[Lines of data]
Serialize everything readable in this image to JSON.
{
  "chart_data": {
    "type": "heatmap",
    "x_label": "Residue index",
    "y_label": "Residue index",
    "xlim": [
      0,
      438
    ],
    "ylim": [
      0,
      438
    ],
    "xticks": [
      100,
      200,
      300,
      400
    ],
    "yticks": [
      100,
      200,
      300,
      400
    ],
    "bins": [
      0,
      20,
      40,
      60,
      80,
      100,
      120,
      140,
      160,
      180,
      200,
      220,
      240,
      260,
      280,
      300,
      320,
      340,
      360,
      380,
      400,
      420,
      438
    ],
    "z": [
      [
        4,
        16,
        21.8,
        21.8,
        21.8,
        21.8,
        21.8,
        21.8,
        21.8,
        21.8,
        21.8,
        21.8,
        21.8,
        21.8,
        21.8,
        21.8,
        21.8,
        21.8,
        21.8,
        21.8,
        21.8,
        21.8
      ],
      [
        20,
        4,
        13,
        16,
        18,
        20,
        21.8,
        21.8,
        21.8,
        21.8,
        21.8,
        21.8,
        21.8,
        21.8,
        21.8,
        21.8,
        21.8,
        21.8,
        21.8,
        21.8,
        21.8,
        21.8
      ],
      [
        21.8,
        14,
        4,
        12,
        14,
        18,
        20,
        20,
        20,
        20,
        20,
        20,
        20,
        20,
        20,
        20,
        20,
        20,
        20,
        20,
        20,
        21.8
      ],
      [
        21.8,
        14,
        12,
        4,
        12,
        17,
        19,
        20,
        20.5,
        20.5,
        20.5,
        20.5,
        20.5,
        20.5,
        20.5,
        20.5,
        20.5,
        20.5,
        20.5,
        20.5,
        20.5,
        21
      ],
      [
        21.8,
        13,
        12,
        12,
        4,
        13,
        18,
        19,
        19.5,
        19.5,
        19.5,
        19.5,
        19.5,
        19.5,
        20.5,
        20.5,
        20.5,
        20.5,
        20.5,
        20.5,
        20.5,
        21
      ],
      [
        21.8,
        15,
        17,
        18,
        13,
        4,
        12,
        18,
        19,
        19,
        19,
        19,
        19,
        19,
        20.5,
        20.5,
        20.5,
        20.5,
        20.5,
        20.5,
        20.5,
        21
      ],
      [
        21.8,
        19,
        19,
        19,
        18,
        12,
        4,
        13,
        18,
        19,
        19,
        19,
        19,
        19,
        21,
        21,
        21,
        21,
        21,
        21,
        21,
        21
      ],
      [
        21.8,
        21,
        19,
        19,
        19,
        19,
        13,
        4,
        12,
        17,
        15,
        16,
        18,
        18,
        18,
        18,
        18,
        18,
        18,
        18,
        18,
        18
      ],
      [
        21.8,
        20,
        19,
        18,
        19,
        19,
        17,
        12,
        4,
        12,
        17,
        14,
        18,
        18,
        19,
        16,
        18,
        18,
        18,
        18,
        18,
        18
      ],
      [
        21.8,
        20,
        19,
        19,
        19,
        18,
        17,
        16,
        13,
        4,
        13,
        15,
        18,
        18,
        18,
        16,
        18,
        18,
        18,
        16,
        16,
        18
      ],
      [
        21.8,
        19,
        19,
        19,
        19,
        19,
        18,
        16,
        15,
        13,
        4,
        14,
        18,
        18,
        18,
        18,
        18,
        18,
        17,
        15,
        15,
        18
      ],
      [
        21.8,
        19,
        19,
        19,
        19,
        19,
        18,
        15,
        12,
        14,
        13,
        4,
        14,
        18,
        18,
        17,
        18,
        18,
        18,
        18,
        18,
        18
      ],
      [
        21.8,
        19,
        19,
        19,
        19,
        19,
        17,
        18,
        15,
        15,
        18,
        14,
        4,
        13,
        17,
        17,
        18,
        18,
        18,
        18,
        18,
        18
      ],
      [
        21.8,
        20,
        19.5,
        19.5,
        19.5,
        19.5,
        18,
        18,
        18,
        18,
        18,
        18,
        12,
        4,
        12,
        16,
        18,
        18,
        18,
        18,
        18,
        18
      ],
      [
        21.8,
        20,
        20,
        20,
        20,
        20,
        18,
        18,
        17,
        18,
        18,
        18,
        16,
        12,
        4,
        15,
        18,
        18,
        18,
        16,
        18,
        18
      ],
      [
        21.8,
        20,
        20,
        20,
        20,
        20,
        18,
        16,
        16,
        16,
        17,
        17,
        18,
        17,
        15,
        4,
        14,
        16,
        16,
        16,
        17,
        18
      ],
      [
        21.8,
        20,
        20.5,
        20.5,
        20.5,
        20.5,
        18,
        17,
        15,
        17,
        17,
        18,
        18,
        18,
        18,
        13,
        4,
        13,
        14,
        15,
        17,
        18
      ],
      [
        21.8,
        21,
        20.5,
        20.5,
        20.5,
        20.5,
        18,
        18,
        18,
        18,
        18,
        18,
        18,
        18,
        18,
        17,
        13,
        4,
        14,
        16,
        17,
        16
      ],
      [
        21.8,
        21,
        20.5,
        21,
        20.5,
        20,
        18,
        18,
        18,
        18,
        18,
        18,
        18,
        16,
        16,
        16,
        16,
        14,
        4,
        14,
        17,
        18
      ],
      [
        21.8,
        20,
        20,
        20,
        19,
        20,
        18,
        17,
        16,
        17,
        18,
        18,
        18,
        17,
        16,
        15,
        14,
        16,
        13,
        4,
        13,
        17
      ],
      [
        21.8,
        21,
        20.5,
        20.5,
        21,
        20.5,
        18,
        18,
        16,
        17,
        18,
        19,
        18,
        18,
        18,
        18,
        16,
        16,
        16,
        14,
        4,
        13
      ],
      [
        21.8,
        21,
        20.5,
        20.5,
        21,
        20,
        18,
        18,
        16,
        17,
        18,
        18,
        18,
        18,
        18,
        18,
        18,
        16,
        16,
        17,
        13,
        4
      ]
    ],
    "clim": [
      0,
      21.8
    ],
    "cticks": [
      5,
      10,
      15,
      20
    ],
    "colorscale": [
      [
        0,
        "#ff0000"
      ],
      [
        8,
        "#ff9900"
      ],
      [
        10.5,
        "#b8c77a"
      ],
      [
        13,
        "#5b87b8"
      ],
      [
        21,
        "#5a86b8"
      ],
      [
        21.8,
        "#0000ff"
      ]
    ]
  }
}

> **Task to complete**:
Reproduce the whole listing word for word.

> **Answer**:
Serialize everything readable in this image to JSON.
{
  "chart_data": {
    "type": "heatmap",
    "x_label": "Residue index",
    "y_label": "Residue index",
    "xlim": [
      0,
      438
    ],
    "ylim": [
      0,
      438
    ],
    "xticks": [
      100,
      200,
      300,
      400
    ],
    "yticks": [
      100,
      200,
      300,
      400
    ],
    "bins": [
      0,
      20,
      40,
      60,
      80,
      100,
      120,
      140,
      160,
      180,
      200,
      220,
      240,
      260,
      280,
      300,
      320,
      340,
      360,
      380,
      400,
      420,
      438
    ],
    "z": [
      [
        4,
        16,
        21.8,
        21.8,
        21.8,
        21.8,
        21.8,
        21.8,
        21.8,
        21.8,
        21.8,
        21.8,
        21.8,
        21.8,
        21.8,
        21.8,
        21.8,
        21.8,
        21.8,
        21.8,
        21.8,
        21.8
      ],
      [
        20,
        4,
        13,
        16,
        18,
        20,
        21.8,
        21.8,
        21.8,
        21.8,
        21.8,
        21.8,
        21.8,
        21.8,
        21.8,
        21.8,
        21.8,
        21.8,
        21.8,
        21.8,
        21.8,
        21.8
      ],
      [
        21.8,
        14,
        4,
        12,
        14,
        18,
        20,
        20,
        20,
        20,
        20,
        20,
        20,
        20,
        20,
        20,
        20,
        20,
        20,
        20,
        20,
        21.8
      ],
      [
        21.8,
        14,
        12,
        4,
        12,
        17,
        19,
        20,
        20.5,
        20.5,
        20.5,
        20.5,
        20.5,
        20.5,
        20.5,
        20.5,
        20.5,
        20.5,
        20.5,
        20.5,
        20.5,
        21
      ],
      [
        21.8,
        13,
        12,
        12,
        4,
        13,
        18,
        19,
        19.5,
        19.5,
        19.5,
        19.5,
        19.5,
        19.5,
        20.5,
        20.5,
        20.5,
        20.5,
        20.5,
        20.5,
        20.5,
        21
      ],
      [
        21.8,
        15,
        17,
        18,
        13,
        4,
        12,
        18,
        19,
        19,
        19,
        19,
        19,
        19,
        20.5,
        20.5,
        20.5,
        20.5,
        20.5,
        20.5,
        20.5,
        21
      ],
      [
        21.8,
        19,
        19,
        19,
        18,
        12,
        4,
        13,
        18,
        19,
        19,
        19,
        19,
        19,
        21,
        21,
        21,
        21,
        21,
        21,
        21,
        21
      ],
      [
        21.8,
        21,
        19,
        19,
        19,
        19,
        13,
        4,
        12,
        17,
        15,
        16,
        18,
        18,
        18,
        18,
        18,
        18,
        18,
        18,
        18,
        18
      ],
      [
        21.8,
        20,
        19,
        18,
        19,
        19,
        17,
        12,
        4,
        12,
        17,
        14,
        18,
        18,
        19,
        16,
        18,
        18,
        18,
        18,
        18,
        18
      ],
      [
        21.8,
        20,
        19,
        19,
        19,
        18,
        17,
        16,
        13,
        4,
        13,
        15,
        18,
        18,
        18,
        16,
        18,
        18,
        18,
        16,
        16,
        18
      ],
      [
        21.8,
        19,
        19,
        19,
        19,
        19,
        18,
        16,
        15,
        13,
        4,
        14,
        18,
        18,
        18,
        18,
        18,
        18,
        17,
        15,
        15,
        18
      ],
      [
        21.8,
        19,
        19,
        19,
        19,
        19,
        18,
        15,
        12,
        14,
        13,
        4,
        14,
        18,
        18,
        17,
        18,
        18,
        18,
        18,
        18,
        18
      ],
      [
        21.8,
        19,
        19,
        19,
        19,
        19,
        17,
        18,
        15,
        15,
        18,
        14,
        4,
        13,
        17,
        17,
        18,
        18,
        18,
        18,
        18,
        18
      ],
      [
        21.8,
        20,
        19.5,
        19.5,
        19.5,
        19.5,
        18,
        18,
        18,
        18,
        18,
        18,
        12,
        4,
        12,
        16,
        18,
        18,
        18,
        18,
        18,
        18
      ],
      [
        21.8,
        20,
        20,
        20,
        20,
        20,
        18,
        18,
        17,
        18,
        18,
        18,
        16,
        12,
        4,
        15,
        18,
        18,
        18,
        16,
        18,
        18
      ],
      [
        21.8,
        20,
        20,
        20,
        20,
        20,
        18,
        16,
        16,
        16,
        17,
        17,
        18,
        17,
        15,
        4,
        14,
        16,
        16,
        16,
        17,
        18
      ],
      [
        21.8,
        20,
        20.5,
        20.5,
        20.5,
        20.5,
        18,
        17,
        15,
        17,
        17,
        18,
        18,
        18,
        18,
        13,
        4,
        13,
        14,
        15,
        17,
        18
      ],
      [
        21.8,
        21,
        20.5,
        20.5,
        20.5,
        20.5,
        18,
        18,
        18,
        18,
        18,
        18,
        18,
        18,
        18,
        17,
        13,
        4,
        14,
        16,
        17,
        16
      ],
      [
        21.8,
        21,
        20.5,
        21,
        20.5,
        20,
        18,
        18,
        18,
        18,
        18,
        18,
        18,
        16,
        16,
        16,
        16,
        14,
        4,
        14,
        17,
        18
      ],
      [
        21.8,
        20,
        20,
        20,
        19,
        20,
        18,
        17,
        16,
        17,
        18,
        18,
        18,
        17,
        16,
        15,
        14,
        16,
        13,
        4,
        13,
        17
      ],
      [
        21.8,
        21,
        20.5,
        20.5,
        21,
        20.5,
        18,
        18,
        16,
        17,
        18,
        19,
        18,
        18,
        18,
        18,
        16,
        16,
        16,
        14,
        4,
        13
      ],
      [
        21.8,
        21,
        20.5,
        20.5,
        21,
        20,
        18,
        18,
        16,
        17,
        18,
        18,
        18,
        18,
        18,
        18,
        18,
        16,
        16,
        17,
        13,
        4
      ]
    ],
    "clim": [
      0,
      21.8
    ],
    "cticks": [
      5,
      10,
      15,
      20
    ],
    "colorscale": [
      [
        0,
        "#ff0000"
      ],
      [
        8,
        "#ff9900"
      ],
      [
        10.5,
        "#b8c77a"
      ],
      [
        13,
        "#5b87b8"
      ],
      [
        21,
        "#5a86b8"
      ],
      [
        21.8,
        "#0000ff"
      ]
    ]
  }
}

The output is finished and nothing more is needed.